__AIM__: Copy out each line of the data that holds the word "grid".

__SOURCE DATA__:

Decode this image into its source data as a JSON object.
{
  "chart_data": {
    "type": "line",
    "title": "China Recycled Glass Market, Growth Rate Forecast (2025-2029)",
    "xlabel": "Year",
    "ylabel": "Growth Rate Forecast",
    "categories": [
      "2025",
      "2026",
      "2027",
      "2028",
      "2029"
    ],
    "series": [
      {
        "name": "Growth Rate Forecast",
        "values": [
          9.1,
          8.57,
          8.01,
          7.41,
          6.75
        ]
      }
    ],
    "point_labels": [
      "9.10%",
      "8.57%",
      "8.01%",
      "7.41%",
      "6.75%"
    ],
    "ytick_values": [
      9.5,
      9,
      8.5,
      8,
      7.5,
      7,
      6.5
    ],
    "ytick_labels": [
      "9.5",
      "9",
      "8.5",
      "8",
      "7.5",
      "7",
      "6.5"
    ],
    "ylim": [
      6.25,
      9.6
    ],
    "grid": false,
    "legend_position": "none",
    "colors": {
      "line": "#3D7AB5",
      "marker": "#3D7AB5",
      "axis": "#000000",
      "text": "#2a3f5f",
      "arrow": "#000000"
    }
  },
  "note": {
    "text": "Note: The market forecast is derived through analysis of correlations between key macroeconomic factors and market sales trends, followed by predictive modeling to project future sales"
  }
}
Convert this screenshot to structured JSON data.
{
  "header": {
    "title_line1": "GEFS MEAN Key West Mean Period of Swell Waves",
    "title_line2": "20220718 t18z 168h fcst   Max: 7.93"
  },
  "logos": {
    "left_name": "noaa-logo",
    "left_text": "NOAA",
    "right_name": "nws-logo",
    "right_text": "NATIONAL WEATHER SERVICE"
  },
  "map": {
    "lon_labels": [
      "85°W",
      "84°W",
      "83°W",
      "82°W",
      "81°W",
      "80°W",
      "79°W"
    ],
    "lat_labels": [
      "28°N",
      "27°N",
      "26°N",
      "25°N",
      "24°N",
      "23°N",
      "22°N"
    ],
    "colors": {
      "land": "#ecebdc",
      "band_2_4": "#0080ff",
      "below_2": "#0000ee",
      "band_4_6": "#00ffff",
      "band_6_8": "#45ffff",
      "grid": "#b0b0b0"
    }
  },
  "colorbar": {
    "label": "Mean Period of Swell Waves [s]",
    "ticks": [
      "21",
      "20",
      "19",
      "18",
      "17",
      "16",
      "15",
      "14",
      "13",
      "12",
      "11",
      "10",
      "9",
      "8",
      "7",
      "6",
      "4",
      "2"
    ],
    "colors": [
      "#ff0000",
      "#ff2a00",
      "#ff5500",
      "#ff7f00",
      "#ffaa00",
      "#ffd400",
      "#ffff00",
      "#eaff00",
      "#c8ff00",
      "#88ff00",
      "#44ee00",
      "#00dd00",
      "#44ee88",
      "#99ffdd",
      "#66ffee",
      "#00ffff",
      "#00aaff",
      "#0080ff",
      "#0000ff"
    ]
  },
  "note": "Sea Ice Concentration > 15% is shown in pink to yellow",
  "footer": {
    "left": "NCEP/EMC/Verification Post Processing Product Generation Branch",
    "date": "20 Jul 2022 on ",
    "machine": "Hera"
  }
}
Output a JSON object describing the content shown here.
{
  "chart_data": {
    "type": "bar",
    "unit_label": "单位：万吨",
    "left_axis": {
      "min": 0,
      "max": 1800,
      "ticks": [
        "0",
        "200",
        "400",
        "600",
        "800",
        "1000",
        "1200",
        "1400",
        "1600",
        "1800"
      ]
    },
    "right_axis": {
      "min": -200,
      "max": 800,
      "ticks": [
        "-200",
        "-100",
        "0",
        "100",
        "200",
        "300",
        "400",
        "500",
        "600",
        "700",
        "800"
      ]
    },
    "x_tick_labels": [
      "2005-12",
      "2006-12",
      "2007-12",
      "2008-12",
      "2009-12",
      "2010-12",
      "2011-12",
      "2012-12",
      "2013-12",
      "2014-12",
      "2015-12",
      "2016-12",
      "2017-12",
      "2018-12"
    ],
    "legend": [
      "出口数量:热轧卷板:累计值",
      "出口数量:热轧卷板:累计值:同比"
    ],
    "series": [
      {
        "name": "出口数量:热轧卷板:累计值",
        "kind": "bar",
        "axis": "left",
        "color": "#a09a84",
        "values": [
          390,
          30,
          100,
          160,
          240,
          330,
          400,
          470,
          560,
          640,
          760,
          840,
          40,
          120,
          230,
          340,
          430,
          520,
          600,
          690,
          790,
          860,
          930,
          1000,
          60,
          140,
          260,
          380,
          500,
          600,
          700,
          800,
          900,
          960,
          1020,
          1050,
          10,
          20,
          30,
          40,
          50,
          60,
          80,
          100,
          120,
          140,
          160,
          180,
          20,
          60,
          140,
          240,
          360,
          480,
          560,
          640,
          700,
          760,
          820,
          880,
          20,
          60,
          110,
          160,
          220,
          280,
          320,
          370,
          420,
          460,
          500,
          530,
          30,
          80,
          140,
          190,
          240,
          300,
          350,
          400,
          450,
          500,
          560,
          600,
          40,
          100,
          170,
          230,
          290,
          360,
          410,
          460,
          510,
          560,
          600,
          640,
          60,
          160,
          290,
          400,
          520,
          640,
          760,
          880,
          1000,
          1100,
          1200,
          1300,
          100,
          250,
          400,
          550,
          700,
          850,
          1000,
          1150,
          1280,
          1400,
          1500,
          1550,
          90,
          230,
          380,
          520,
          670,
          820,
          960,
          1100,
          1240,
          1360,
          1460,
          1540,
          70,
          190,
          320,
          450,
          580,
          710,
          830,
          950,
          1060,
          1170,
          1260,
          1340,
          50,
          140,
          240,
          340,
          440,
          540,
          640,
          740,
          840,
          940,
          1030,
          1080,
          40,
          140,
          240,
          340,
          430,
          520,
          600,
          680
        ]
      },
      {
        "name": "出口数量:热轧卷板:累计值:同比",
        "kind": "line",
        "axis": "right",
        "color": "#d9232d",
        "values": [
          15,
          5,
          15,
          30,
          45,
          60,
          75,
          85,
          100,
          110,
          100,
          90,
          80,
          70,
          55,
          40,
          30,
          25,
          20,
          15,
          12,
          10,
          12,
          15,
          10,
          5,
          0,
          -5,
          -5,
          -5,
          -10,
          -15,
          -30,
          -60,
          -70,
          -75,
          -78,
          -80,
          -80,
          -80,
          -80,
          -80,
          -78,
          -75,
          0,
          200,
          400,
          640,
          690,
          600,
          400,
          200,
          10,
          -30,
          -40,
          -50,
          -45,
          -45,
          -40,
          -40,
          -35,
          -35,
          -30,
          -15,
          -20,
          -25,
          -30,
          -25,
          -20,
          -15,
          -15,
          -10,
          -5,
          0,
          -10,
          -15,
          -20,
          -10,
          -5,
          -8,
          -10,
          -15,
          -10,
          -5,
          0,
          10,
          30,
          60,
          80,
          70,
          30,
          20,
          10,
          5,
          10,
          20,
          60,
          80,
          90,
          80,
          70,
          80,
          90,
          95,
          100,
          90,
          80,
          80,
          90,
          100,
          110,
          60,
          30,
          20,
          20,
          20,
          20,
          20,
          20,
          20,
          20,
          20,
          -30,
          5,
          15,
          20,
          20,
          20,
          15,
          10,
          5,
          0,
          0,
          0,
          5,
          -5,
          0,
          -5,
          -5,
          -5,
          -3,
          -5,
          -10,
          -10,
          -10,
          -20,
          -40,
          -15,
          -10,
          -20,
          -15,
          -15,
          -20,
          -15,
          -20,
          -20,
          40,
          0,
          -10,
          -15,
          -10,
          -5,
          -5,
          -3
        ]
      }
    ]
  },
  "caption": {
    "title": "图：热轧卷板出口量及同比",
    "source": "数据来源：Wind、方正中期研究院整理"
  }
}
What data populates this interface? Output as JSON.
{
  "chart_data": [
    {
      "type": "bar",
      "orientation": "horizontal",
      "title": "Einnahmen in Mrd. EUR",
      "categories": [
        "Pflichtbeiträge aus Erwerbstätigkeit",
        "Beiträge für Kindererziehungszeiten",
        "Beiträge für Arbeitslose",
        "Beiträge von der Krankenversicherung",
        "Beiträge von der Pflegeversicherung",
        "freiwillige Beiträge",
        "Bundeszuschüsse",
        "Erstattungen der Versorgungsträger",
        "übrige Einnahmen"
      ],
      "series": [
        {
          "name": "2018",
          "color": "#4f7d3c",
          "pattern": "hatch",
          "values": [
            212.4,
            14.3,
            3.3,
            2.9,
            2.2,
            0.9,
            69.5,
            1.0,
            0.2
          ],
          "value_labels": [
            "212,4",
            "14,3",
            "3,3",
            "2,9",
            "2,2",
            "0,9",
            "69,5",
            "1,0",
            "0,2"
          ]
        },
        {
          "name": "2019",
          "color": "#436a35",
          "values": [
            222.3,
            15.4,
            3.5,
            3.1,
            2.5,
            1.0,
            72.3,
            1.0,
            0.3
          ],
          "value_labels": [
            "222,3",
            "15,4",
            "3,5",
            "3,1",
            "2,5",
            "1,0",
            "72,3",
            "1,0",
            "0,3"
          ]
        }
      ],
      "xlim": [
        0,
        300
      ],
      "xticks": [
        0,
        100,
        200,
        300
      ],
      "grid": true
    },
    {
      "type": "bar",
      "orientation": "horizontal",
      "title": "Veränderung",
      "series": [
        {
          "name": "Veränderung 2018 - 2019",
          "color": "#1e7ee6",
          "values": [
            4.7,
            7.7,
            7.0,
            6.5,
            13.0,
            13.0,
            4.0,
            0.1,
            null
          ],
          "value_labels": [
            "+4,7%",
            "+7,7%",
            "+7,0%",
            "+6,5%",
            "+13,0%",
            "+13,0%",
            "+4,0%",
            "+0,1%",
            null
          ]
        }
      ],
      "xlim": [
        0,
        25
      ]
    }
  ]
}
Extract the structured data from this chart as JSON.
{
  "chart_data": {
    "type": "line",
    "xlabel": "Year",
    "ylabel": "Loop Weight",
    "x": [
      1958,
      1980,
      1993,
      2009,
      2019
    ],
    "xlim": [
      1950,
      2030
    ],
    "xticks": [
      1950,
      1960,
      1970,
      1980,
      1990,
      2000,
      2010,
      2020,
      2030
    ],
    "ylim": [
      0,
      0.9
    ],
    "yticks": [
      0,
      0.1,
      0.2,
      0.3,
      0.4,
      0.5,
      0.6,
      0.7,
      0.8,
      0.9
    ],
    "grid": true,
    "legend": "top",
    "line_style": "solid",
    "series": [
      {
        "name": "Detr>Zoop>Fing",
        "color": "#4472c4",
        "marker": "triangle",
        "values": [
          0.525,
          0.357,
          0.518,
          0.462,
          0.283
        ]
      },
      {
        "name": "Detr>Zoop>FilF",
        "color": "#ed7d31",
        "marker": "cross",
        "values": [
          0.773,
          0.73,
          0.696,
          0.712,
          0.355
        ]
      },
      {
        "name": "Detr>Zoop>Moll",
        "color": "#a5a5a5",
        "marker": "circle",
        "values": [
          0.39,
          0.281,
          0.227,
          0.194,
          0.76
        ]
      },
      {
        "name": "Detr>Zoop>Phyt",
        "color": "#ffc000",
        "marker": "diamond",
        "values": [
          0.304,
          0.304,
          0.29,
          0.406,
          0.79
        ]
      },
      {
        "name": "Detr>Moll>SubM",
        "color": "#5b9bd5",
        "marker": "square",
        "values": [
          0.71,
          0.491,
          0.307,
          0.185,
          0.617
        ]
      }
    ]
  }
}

__RESPONSE__:
    "grid": false,
      "grid": "#b0b0b0"
      "grid": true
    "grid": true,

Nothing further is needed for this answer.